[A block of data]
[START]
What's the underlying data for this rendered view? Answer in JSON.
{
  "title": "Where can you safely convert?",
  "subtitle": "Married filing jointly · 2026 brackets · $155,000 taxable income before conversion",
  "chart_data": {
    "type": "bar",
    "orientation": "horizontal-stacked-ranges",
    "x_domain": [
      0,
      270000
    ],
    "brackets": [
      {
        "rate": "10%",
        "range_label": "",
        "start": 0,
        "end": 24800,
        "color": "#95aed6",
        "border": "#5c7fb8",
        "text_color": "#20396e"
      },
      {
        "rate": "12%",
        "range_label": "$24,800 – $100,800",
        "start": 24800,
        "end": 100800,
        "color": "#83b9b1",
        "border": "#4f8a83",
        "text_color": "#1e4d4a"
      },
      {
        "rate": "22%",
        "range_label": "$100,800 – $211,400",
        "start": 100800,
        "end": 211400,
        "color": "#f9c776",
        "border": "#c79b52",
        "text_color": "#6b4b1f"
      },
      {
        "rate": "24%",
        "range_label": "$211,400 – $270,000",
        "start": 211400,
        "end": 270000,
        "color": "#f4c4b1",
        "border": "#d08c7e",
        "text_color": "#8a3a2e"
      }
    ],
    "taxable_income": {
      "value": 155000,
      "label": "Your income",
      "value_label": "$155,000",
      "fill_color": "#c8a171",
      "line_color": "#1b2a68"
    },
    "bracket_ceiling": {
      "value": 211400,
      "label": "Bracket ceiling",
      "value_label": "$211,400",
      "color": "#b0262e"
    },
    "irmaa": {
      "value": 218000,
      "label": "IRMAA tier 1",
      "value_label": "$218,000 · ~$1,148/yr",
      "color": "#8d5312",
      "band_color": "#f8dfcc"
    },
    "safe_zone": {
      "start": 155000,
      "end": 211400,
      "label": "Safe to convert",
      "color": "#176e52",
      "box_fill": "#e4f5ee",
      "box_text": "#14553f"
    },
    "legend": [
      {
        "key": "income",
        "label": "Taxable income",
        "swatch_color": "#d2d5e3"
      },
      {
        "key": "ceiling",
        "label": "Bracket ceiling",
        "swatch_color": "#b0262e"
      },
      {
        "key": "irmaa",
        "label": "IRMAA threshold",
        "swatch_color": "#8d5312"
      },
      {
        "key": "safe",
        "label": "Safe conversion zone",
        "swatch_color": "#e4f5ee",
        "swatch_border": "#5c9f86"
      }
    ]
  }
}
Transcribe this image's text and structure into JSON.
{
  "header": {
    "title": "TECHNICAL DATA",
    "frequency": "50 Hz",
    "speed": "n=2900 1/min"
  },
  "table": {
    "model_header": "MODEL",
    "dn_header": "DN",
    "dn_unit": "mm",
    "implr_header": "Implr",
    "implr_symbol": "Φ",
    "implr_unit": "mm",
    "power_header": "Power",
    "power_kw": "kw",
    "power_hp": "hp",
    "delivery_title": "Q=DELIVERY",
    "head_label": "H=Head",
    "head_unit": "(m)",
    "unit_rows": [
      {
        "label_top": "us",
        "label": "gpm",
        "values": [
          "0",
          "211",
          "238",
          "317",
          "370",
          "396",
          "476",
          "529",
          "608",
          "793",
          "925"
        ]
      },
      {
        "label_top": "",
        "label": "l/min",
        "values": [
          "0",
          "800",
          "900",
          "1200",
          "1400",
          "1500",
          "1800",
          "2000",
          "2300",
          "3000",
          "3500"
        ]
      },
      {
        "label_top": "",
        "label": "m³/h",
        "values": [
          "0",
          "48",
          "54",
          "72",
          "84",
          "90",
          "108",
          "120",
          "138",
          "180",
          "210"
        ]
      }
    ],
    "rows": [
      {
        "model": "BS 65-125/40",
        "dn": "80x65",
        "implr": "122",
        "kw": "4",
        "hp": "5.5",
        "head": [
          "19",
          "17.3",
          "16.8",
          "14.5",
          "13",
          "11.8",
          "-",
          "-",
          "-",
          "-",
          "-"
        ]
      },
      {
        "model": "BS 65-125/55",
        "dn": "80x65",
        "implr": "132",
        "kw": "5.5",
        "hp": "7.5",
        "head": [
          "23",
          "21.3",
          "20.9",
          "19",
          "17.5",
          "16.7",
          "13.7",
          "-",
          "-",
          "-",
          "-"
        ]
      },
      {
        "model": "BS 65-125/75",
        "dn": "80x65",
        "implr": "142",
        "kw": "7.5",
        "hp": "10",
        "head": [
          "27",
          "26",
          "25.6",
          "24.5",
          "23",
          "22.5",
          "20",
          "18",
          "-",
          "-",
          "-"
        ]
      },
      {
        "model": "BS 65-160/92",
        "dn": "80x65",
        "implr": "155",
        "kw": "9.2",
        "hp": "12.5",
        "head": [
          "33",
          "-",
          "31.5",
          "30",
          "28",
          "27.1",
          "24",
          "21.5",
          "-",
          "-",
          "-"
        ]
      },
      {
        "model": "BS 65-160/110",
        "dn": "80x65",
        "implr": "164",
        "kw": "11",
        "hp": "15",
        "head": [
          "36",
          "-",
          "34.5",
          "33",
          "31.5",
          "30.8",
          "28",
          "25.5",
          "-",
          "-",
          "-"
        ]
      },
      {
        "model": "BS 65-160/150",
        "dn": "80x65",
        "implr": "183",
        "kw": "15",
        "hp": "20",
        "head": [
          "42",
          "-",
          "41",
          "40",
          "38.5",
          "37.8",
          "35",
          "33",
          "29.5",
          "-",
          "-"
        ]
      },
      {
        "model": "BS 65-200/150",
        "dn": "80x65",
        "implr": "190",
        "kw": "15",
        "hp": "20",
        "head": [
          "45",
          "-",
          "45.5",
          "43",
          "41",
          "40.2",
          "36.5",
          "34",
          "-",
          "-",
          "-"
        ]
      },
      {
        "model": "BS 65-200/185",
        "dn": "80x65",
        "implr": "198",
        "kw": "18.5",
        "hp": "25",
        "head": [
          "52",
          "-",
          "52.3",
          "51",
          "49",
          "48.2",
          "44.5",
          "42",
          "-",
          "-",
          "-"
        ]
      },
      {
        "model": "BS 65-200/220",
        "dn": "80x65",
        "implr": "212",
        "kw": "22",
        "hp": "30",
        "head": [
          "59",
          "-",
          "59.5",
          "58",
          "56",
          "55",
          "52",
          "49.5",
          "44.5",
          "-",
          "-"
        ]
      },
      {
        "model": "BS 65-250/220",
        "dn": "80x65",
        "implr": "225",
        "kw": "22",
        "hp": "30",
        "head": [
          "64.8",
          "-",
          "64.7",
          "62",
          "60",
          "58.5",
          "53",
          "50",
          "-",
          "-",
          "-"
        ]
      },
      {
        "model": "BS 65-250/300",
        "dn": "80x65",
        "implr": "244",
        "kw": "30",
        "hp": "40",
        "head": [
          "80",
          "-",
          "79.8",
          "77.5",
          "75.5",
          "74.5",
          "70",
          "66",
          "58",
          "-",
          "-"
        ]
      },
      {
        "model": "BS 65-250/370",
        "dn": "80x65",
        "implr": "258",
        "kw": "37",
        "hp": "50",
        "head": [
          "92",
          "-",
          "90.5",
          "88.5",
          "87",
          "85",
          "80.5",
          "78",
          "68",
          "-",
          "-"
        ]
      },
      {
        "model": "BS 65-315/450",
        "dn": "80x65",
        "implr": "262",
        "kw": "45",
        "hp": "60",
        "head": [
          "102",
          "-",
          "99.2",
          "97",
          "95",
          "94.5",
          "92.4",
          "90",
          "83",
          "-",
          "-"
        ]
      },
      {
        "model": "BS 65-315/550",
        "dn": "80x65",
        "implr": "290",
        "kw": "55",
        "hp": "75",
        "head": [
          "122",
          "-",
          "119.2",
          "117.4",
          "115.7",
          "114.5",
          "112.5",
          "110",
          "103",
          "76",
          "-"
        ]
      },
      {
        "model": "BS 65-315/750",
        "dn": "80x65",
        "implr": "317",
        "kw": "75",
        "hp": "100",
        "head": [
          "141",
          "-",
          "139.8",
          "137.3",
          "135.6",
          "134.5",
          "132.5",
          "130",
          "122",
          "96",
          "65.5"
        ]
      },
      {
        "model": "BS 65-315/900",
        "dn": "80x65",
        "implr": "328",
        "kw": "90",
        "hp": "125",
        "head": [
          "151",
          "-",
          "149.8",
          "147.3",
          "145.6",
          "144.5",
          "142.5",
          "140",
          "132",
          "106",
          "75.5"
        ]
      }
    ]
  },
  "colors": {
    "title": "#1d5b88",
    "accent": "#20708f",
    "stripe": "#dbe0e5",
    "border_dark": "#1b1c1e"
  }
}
[END]
What is the number of lines in the data holding the word "convert"? Reply with that number only.

2